**DIRECTIVE:** Convert every line of the records below into a JSON array of strings, one string per line, skipping any blank lines.

Recorded data:

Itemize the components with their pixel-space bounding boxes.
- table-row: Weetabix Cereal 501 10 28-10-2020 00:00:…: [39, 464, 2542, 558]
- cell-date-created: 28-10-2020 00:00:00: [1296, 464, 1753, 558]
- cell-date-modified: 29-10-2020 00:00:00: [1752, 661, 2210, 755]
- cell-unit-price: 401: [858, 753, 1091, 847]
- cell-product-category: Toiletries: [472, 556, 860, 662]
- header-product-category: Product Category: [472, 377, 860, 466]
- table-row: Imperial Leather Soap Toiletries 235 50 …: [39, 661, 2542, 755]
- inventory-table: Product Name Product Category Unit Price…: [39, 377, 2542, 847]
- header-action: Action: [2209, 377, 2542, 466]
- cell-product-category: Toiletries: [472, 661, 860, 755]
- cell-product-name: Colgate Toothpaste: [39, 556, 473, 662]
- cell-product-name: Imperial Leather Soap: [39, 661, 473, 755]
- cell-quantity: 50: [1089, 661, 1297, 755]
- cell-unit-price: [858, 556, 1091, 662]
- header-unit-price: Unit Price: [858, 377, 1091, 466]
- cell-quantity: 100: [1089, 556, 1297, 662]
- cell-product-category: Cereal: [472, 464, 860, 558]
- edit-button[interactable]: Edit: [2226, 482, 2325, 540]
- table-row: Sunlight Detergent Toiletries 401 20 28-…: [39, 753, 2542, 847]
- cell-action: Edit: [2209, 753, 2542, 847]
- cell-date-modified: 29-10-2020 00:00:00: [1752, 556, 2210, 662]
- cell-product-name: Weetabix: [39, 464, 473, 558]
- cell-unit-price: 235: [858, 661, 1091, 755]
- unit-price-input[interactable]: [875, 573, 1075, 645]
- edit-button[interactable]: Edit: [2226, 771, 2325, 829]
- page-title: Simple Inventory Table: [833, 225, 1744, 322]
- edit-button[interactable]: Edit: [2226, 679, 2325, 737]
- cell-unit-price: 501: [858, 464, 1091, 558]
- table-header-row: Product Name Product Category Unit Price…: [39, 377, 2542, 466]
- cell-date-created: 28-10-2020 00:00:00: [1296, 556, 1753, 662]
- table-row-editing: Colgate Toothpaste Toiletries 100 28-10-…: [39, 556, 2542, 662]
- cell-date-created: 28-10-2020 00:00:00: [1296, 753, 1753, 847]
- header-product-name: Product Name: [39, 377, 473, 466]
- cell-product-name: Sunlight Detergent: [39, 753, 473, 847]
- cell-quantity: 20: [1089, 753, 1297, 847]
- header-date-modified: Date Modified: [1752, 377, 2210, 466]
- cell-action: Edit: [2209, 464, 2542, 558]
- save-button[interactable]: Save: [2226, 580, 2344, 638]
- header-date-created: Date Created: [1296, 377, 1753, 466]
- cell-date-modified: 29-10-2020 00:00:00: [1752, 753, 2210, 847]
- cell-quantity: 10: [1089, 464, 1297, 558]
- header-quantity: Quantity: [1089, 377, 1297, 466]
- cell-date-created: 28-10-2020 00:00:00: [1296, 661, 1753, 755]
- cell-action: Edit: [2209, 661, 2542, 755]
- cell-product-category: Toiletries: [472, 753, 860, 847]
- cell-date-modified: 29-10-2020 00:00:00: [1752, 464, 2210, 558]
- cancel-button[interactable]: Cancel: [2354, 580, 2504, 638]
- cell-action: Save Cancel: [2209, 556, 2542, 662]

**SOLVED PROBLEM:**
[
  "Itemize the components with their pixel-space bounding boxes.",
  "- table-row: Weetabix Cereal 501 10 28-10-2020 00:00:…: [39, 464, 2542, 558]",
  "- cell-date-created: 28-10-2020 00:00:00: [1296, 464, 1753, 558]",
  "- cell-date-modified: 29-10-2020 00:00:00: [1752, 661, 2210, 755]",
  "- cell-unit-price: 401: [858, 753, 1091, 847]",
  "- cell-product-category: Toiletries: [472, 556, 860, 662]",
  "- header-product-category: Product Category: [472, 377, 860, 466]",
  "- table-row: Imperial Leather Soap Toiletries 235 50 …: [39, 661, 2542, 755]",
  "- inventory-table: Product Name Product Category Unit Price…: [39, 377, 2542, 847]",
  "- header-action: Action: [2209, 377, 2542, 466]",
  "- cell-product-category: Toiletries: [472, 661, 860, 755]",
  "- cell-product-name: Colgate Toothpaste: [39, 556, 473, 662]",
  "- cell-product-name: Imperial Leather Soap: [39, 661, 473, 755]",
  "- cell-quantity: 50: [1089, 661, 1297, 755]",
  "- cell-unit-price: [858, 556, 1091, 662]",
  "- header-unit-price: Unit Price: [858, 377, 1091, 466]",
  "- cell-quantity: 100: [1089, 556, 1297, 662]",
  "- cell-product-category: Cereal: [472, 464, 860, 558]",
  "- edit-button[interactable]: Edit: [2226, 482, 2325, 540]",
  "- table-row: Sunlight Detergent Toiletries 401 20 28-…: [39, 753, 2542, 847]",
  "- cell-action: Edit: [2209, 753, 2542, 847]",
  "- cell-date-modified: 29-10-2020 00:00:00: [1752, 556, 2210, 662]",
  "- cell-product-name: Weetabix: [39, 464, 473, 558]",
  "- cell-unit-price: 235: [858, 661, 1091, 755]",
  "- unit-price-input[interactable]: [875, 573, 1075, 645]",
  "- edit-button[interactable]: Edit: [2226, 771, 2325, 829]",
  "- page-title: Simple Inventory Table: [833, 225, 1744, 322]",
  "- edit-button[interactable]: Edit: [2226, 679, 2325, 737]",
  "- cell-unit-price: 501: [858, 464, 1091, 558]",
  "- table-header-row: Product Name Product Category Unit Price…: [39, 377, 2542, 466]",
  "- cell-date-created: 28-10-2020 00:00:00: [1296, 556, 1753, 662]",
  "- table-row-editing: Colgate Toothpaste Toiletries 100 28-10-…: [39, 556, 2542, 662]",
  "- cell-date-created: 28-10-2020 00:00:00: [1296, 753, 1753, 847]",
  "- header-product-name: Product Name: [39, 377, 473, 466]",
  "- cell-product-name: Sunlight Detergent: [39, 753, 473, 847]",
  "- cell-quantity: 20: [1089, 753, 1297, 847]",
  "- header-date-modified: Date Modified: [1752, 377, 2210, 466]",
  "- cell-action: Edit: [2209, 464, 2542, 558]",
  "- save-button[interactable]: Save: [2226, 580, 2344, 638]",
  "- header-date-created: Date Created: [1296, 377, 1753, 466]",
  "- cell-date-modified: 29-10-2020 00:00:00: [1752, 753, 2210, 847]",
  "- cell-quantity: 10: [1089, 464, 1297, 558]",
  "- header-quantity: Quantity: [1089, 377, 1297, 466]",
  "- cell-date-created: 28-10-2020 00:00:00: [1296, 661, 1753, 755]",
  "- cell-action: Edit: [2209, 661, 2542, 755]",
  "- cell-product-category: Toiletries: [472, 753, 860, 847]",
  "- cell-date-modified: 29-10-2020 00:00:00: [1752, 464, 2210, 558]",
  "- cancel-button[interactable]: Cancel: [2354, 580, 2504, 638]",
  "- cell-action: Save Cancel: [2209, 556, 2542, 662]"
]